-  US-ASCII values do not appear otherwise in a UTF-8 encoded
      character stream.  This provides compatibility with file systems
      or other software (e.g. the printf() function in C libraries) that
      parse based on US-ASCII values but are transparent to other
      values.

   -  Round-trip conversion is easy between UTF-8 and either of UCS-4,
      UCS-2.






 
RFC 2279                         UTF-8                      January 1998


   -  The first octet of a multi-octet sequence indicates the number of
      octets in the sequence.

   -  The octet values FE and FF never appear.

   -  Character boundaries are easily found from anywhere in an octet
      stream.

   -  The lexicographic sorting order of UCS-4 strings is preserved.  Of
      course this is of limited interest since the sort order is not
      culturally valid in either case.

   -  The Boyer-Moore fast search algorithm can be used with UTF-8 data.

   -  UTF-8 strings can be fairly reliably recognized as such by a
      simple algorithm, i.e. the probability that a string of characters
      in any other encoding appears as valid UTF-8 is low, diminishing
      with increasing string length.

   UTF-8 was originally a project of the X/Open Joint
   Internationalization Group XOJIG with the objective to specify a File
   System Safe UCS Transformation Format [FSS-UTF] that is compatible
   with UNIX systems, supporting multilingual text in a single encoding.

CHALLENGE:
Carry on with the UTF-8 excerpt above, writing on from its final sentence.

DATA RECORDS:
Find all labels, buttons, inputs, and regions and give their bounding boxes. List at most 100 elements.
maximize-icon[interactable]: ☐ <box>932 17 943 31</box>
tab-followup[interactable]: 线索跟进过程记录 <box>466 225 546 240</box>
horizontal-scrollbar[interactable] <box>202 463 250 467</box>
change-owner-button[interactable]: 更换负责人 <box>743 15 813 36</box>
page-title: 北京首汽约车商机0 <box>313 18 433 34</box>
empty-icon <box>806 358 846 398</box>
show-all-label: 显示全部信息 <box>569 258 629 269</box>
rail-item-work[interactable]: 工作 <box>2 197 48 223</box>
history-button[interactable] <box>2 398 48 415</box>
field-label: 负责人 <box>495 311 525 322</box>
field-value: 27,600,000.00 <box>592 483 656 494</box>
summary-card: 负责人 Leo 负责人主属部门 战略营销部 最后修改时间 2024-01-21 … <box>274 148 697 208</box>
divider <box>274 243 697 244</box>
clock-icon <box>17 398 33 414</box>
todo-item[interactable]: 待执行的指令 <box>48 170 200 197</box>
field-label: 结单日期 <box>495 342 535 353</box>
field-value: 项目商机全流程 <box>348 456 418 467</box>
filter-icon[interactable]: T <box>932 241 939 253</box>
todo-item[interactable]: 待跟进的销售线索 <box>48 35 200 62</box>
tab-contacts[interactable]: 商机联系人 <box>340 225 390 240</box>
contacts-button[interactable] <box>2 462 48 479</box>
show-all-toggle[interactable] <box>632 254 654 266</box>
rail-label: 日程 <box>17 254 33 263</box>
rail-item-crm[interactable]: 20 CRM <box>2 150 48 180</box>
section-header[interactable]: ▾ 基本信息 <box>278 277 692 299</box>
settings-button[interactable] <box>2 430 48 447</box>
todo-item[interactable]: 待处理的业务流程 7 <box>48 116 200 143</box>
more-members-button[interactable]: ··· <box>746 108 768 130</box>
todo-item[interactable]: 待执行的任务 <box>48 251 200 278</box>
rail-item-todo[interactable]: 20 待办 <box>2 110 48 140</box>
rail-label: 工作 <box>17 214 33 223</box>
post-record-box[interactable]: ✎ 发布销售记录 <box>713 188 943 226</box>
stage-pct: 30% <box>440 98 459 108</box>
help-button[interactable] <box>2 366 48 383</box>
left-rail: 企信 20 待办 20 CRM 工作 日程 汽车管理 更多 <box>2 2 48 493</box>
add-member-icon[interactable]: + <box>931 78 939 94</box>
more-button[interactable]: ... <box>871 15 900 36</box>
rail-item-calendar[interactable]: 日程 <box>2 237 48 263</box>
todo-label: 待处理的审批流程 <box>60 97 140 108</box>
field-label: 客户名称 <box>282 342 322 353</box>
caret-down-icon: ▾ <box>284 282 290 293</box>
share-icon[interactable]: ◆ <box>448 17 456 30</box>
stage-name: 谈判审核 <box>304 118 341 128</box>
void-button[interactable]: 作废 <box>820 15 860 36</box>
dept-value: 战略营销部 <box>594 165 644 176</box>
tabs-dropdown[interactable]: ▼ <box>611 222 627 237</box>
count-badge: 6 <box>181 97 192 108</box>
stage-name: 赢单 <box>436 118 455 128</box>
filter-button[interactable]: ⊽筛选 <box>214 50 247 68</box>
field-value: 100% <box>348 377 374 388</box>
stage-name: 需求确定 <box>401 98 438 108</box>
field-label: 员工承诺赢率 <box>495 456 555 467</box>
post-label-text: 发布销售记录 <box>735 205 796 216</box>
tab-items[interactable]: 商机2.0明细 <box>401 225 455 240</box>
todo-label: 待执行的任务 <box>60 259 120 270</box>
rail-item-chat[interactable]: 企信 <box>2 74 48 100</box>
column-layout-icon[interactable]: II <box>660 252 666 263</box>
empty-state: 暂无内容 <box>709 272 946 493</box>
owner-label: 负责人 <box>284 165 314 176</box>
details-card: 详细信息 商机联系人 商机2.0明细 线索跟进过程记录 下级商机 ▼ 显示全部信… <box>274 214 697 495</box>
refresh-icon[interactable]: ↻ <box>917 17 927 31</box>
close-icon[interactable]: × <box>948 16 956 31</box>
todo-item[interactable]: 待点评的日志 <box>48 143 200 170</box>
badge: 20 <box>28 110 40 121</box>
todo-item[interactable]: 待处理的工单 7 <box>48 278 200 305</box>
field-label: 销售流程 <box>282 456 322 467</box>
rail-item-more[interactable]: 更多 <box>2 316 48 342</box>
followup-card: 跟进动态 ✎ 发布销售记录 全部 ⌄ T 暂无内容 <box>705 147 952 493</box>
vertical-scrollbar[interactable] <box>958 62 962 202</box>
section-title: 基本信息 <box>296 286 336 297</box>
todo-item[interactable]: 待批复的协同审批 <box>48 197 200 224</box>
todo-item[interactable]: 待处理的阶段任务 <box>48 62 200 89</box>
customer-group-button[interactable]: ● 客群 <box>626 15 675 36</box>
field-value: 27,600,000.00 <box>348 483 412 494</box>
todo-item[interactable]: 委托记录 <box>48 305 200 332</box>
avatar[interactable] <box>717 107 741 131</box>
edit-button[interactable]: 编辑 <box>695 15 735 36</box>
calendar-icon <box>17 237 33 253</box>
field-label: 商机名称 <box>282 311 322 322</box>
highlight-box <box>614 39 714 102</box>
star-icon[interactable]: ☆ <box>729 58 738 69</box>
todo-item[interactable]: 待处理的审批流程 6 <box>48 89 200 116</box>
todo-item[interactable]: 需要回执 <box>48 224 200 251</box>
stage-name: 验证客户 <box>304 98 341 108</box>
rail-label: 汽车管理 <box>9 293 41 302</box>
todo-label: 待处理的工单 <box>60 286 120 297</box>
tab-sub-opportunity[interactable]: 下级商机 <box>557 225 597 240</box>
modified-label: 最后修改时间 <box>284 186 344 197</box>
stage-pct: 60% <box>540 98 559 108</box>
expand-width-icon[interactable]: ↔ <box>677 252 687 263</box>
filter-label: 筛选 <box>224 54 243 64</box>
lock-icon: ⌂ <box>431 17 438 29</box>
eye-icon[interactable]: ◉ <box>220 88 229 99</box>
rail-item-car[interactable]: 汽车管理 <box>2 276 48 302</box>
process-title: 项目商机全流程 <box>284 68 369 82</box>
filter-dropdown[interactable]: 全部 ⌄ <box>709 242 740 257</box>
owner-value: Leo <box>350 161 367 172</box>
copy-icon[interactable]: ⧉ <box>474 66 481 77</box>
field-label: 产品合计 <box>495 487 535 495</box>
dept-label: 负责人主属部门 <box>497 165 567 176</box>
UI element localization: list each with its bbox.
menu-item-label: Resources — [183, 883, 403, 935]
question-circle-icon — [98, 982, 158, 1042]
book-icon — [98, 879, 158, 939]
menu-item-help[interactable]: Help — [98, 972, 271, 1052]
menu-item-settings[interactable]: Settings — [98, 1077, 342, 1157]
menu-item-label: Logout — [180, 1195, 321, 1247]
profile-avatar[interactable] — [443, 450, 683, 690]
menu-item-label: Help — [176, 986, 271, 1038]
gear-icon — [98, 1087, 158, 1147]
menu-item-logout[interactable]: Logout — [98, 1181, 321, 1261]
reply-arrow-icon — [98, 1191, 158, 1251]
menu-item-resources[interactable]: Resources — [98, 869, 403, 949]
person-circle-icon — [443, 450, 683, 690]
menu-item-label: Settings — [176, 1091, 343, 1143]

THE REPLY:
   The original authors were Gary Miller, Greger Leijonhufvud and John
   Entenmann.  Later, Ken Thompson and Rob Pike did significant work for
   the formal UTF-8.

   A description can also be found in Unicode Technical Report #4 and in
   the Unicode Standard, version 2.0 [UNICODE].  The definitive
   reference, including provisions for UTF-16 data within UTF-8, is
   Annex R of ISO/IEC 10646-1 [ISO-10646].

2.  UTF-8 definition

   In UTF-8, characters are encoded using sequences of 1 to 6 octets.
   The only octet of a "sequence" of one has the higher-order bit set to
   0, the remaining 7 bits being used to encode the character value. In
   a sequence of n octets, n>1, the initial octet has the n higher-order
   bits set to 1, followed by a bit set to 0.  The remaining bit(s) of
   that octet contain bits from the value of the character to be
   encoded.  The following octet(s) all have the higher-order bit set to
   1 and the following bit set to 0, leaving 6 bits in each to contain
   bits from the character to be encoded.

   The table below summarizes the format of these different octet types.
   The letter x indicates bits available for encoding bits of the UCS-4
   character value.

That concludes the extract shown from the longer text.